Pick out and copy every line below that has the word "Jacka".
= = = = = = =
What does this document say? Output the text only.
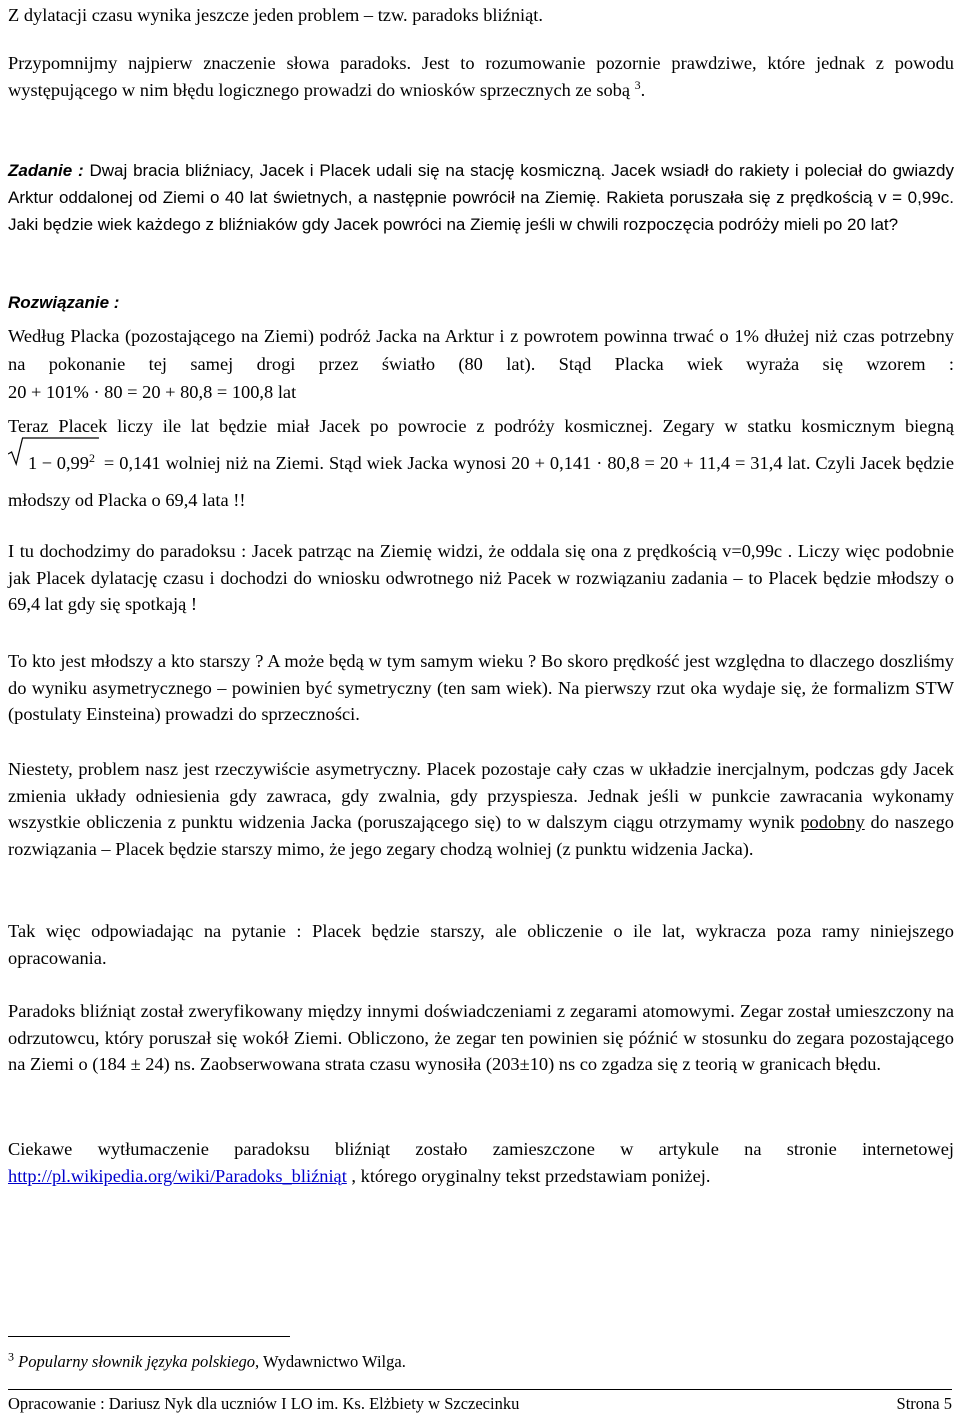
Z dylatacji czasu wynika jeszcze jeden problem – tzw. paradoks bliźniąt.

Przypomnijmy najpierw znaczenie słowa paradoks. Jest to rozumowanie pozornie prawdziwe, które jednak z powodu występującego w nim błędu logicznego prowadzi do wniosków sprzecznych ze sobą $^3$.

Zadanie : Dwaj bracia bliźniacy, Jacek i Placek udali się na stację kosmiczną. Jacek wsiadł do rakiety i poleciał do gwiazdy Arktur oddalonej od Ziemi o 40 lat świetnych, a następnie powrócił na Ziemię. Rakieta poruszała się z prędkością v = 0,99c. Jaki będzie wiek każdego z bliźniaków gdy Jacek powróci na Ziemię jeśli w chwili rozpoczęcia podróży mieli po 20 lat?

Rozwiązanie :

Według Placka (pozostającego na Ziemi) podróż Jacka na Arktur i z powrotem powinna trwać o 1% dłużej niż czas potrzebny na pokonanie tej samej drogi przez światło (80 lat). Stąd Placka wiek wyraża się wzorem : 20 + 101% · 80 = 20 + 80,8 = 100,8 lat

Teraz Placek liczy ile lat będzie miał Jacek po powrocie z podróży kosmicznej. Zegary w statku kosmicznym biegną
$1 - 0,99^2 = 0,141$ wolniej niż na Ziemi. Stąd wiek Jacka wynosi 20 + 0,141 · 80,8 = 20 + 11,4 = 31,4 lat. Czyli Jacek będzie młodszy od Placka o 69,4 lata !!

I tu dochodzimy do paradoksu : Jacek patrząc na Ziemię widzi, że oddala się ona z prędkością v=0,99c . Liczy więc podobnie jak Placek dylatację czasu i dochodzi do wniosku odwrotnego niż Pacek w rozwiązaniu zadania – to Placek będzie młodszy o 69,4 lat gdy się spotkają !

To kto jest młodszy a kto starszy ? A może będą w tym samym wieku ? Bo skoro prędkość jest względna to dlaczego doszliśmy do wyniku asymetrycznego – powinien być symetryczny (ten sam wiek). Na pierwszy rzut oka wydaje się, że formalizm STW (postulaty Einsteina) prowadzi do sprzeczności.

Niestety, problem nasz jest rzeczywiście asymetryczny. Placek pozostaje cały czas w układzie inercjalnym, podczas gdy Jacek zmienia układy odniesienia gdy zawraca, gdy zwalnia, gdy przyspiesza. Jednak jeśli w punkcie zawracania wykonamy wszystkie obliczenia z punktu widzenia Jacka (poruszającego się) to w dalszym ciągu otrzymamy wynik podobny do naszego rozwiązania – Placek będzie starszy mimo, że jego zegary chodzą wolniej (z punktu widzenia Jacka).

Tak więc odpowiadając na pytanie : Placek będzie starszy, ale obliczenie o ile lat, wykracza poza ramy niniejszego opracowania.

Paradoks bliźniąt został zweryfikowany między innymi doświadczeniami z zegarami atomowymi. Zegar został umieszczony na odrzutowcu, który poruszał się wokół Ziemi. Obliczono, że zegar ten powinien się późnić w stosunku do zegara pozostającego na Ziemi o (184 ± 24) ns. Zaobserwowana strata czasu wynosiła (203±10) ns co zgadza się z teorią w granicach błędu.

Ciekawe wytłumaczenie paradoksu bliźniąt zostało zamieszczone w artykule na stronie internetowej http://pl.wikipedia.org/wiki/Paradoks_bliźniąt , którego oryginalny tekst przedstawiam poniżej.

$^3$ Popularny słownik języka polskiego, Wydawnictwo Wilga.
Opracowanie : Dariusz Nyk dla uczniów I LO im. Ks. Elżbiety w Szczecinku	Strona 5
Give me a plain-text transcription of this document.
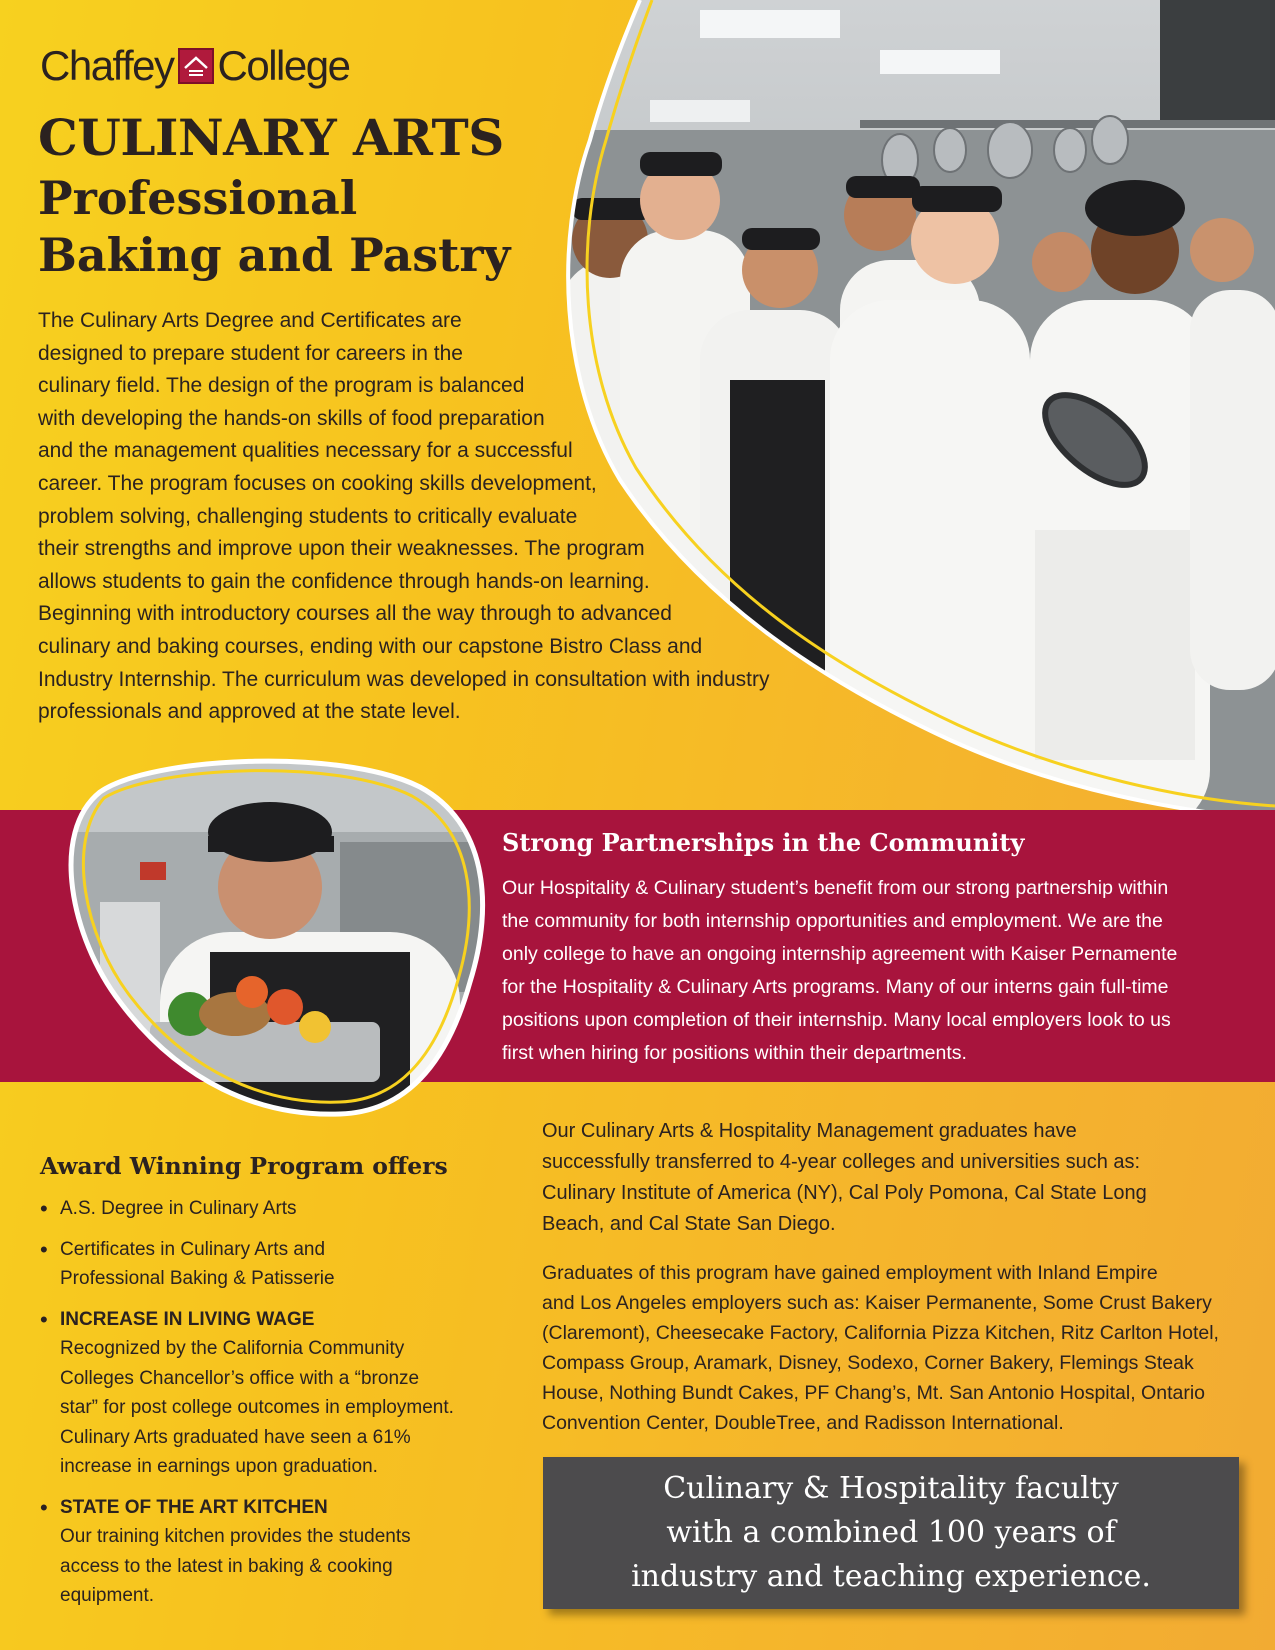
Chaffey College
CULINARY ARTS
Professional
Baking and Pastry

The Culinary Arts Degree and Certificates are
designed to prepare student for careers in the
culinary field. The design of the program is balanced
with developing the hands-on skills of food preparation
and the management qualities necessary for a successful
career. The program focuses on cooking skills development,
problem solving, challenging students to critically evaluate
their strengths and improve upon their weaknesses. The program
allows students to gain the confidence through hands-on learning.
Beginning with introductory courses all the way through to advanced
culinary and baking courses, ending with our capstone Bistro Class and
Industry Internship. The curriculum was developed in consultation with industry
professionals and approved at the state level.

Strong Partnerships in the Community

Our Hospitality & Culinary student’s benefit from our strong partnership within
the community for both internship opportunities and employment. We are the
only college to have an ongoing internship agreement with Kaiser Pernamente
for the Hospitality & Culinary Arts programs. Many of our interns gain full-time
positions upon completion of their internship. Many local employers look to us
first when hiring for positions within their departments.

Award Winning Program offers
• A.S. Degree in Culinary Arts
• Certificates in Culinary Arts and
Professional Baking & Patisserie
• INCREASE IN LIVING WAGE
Recognized by the California Community
Colleges Chancellor’s office with a “bronze
star” for post college outcomes in employment.
Culinary Arts graduated have seen a 61%
increase in earnings upon graduation.
• STATE OF THE ART KITCHEN
Our training kitchen provides the students
access to the latest in baking & cooking
equipment.

Our Culinary Arts & Hospitality Management graduates have
successfully transferred to 4-year colleges and universities such as:
Culinary Institute of America (NY), Cal Poly Pomona, Cal State Long
Beach, and Cal State San Diego.

Graduates of this program have gained employment with Inland Empire
and Los Angeles employers such as: Kaiser Permanente, Some Crust Bakery
(Claremont), Cheesecake Factory, California Pizza Kitchen, Ritz Carlton Hotel,
Compass Group, Aramark, Disney, Sodexo, Corner Bakery, Flemings Steak
House, Nothing Bundt Cakes, PF Chang’s, Mt. San Antonio Hospital, Ontario
Convention Center, DoubleTree, and Radisson International.

Culinary & Hospitality faculty
with a combined 100 years of
industry and teaching experience.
= = = = = = =
* **Worked answer**:
Według Placka (pozostającego na Ziemi) podróż Jacka na Arktur i z powrotem powinna trwać o 1% dłużej niż czas potrzebny na pokonanie tej samej drogi przez światło (80 lat). Stąd Placka wiek wyraża się wzorem : 20 + 101% · 80 = 20 + 80,8 = 100,8 lat
$1 - 0,99^2 = 0,141$ wolniej niż na Ziemi. Stąd wiek Jacka wynosi 20 + 0,141 · 80,8 = 20 + 11,4 = 31,4 lat. Czyli Jacek będzie młodszy od Placka o 69,4 lata !!
Niestety, problem nasz jest rzeczywiście asymetryczny. Placek pozostaje cały czas w układzie inercjalnym, podczas gdy Jacek zmienia układy odniesienia gdy zawraca, gdy zwalnia, gdy przyspiesza. Jednak jeśli w punkcie zawracania wykonamy wszystkie obliczenia z punktu widzenia Jacka (poruszającego się) to w dalszym ciągu otrzymamy wynik podobny do naszego rozwiązania – Placek będzie starszy mimo, że jego zegary chodzą wolniej (z punktu widzenia Jacka).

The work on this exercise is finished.